▶ Aim of the exercise
An exact reproduction of the records is required, with all images left out.

--- Start Given information ---

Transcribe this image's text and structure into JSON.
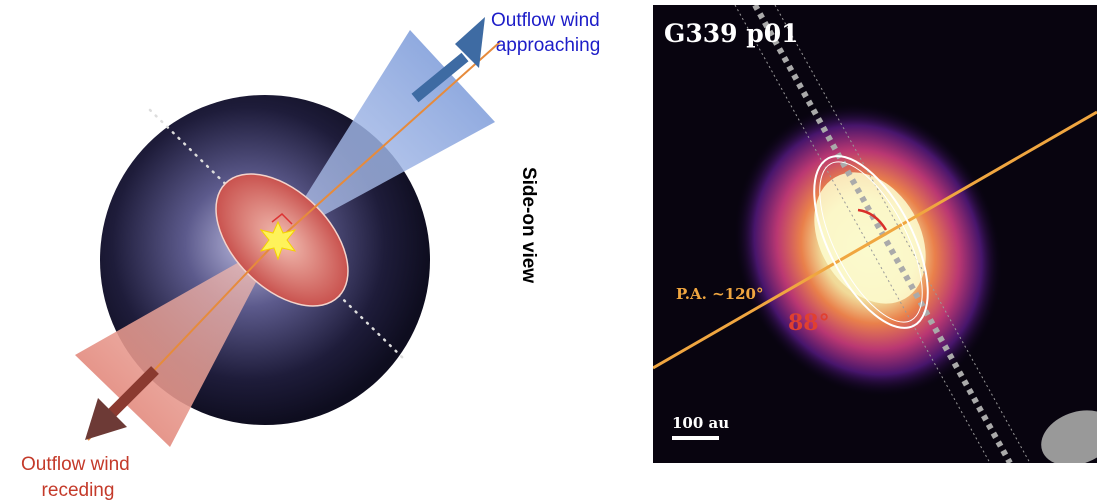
{
  "left_panel": {
    "approaching_label": [
      "Outflow wind",
      "approaching"
    ],
    "receding_label": [
      "Outflow wind",
      "receding"
    ],
    "view_label": "Side-on view"
  },
  "right_panel": {
    "title": "G339 p01",
    "position_angle_label": "P.A. ~120°",
    "angle_label": "88°",
    "scale_bar_label": "100 au"
  }
}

--- End Given information ---

▶ Right answer
Transcribe this image's text and structure into JSON.
{
  "left_panel": {
    "approaching_label": [
      "Outflow wind",
      "approaching"
    ],
    "receding_label": [
      "Outflow wind",
      "receding"
    ],
    "view_label": "Side-on view"
  },
  "right_panel": {
    "title": "G339 p01",
    "position_angle_label": "P.A. ~120°",
    "angle_label": "88°",
    "scale_bar_label": "100 au"
  }
}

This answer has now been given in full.